(Records contained in a dataset)
◆ ◆ ◆
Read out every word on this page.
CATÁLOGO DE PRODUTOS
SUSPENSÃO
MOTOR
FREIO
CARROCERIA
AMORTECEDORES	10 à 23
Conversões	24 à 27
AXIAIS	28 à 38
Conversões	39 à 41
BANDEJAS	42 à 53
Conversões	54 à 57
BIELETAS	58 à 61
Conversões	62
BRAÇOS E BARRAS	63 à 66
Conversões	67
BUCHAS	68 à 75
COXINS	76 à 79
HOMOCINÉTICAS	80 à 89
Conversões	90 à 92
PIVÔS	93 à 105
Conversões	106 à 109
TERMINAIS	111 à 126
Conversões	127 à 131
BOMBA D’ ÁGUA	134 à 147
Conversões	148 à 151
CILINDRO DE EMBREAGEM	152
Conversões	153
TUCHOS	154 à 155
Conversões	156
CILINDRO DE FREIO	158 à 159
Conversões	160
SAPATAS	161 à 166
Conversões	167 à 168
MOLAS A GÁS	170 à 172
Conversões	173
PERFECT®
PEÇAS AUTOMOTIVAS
◆ ◆ ◆
**THE REQUEST:**
Quote the listing in full, please, keeping every line exact.

**WRITTEN REPLY:**
Read out every word on this page.
CATÁLOGO DE PRODUTOS
SUSPENSÃO
MOTOR
FREIO
CARROCERIA
AMORTECEDORES	10 à 23
Conversões	24 à 27
AXIAIS	28 à 38
Conversões	39 à 41
BANDEJAS	42 à 53
Conversões	54 à 57
BIELETAS	58 à 61
Conversões	62
BRAÇOS E BARRAS	63 à 66
Conversões	67
BUCHAS	68 à 75
COXINS	76 à 79
HOMOCINÉTICAS	80 à 89
Conversões	90 à 92
PIVÔS	93 à 105
Conversões	106 à 109
TERMINAIS	111 à 126
Conversões	127 à 131
BOMBA D’ ÁGUA	134 à 147
Conversões	148 à 151
CILINDRO DE EMBREAGEM	152
Conversões	153
TUCHOS	154 à 155
Conversões	156
CILINDRO DE FREIO	158 à 159
Conversões	160
SAPATAS	161 à 166
Conversões	167 à 168
MOLAS A GÁS	170 à 172
Conversões	173
PERFECT®
PEÇAS AUTOMOTIVAS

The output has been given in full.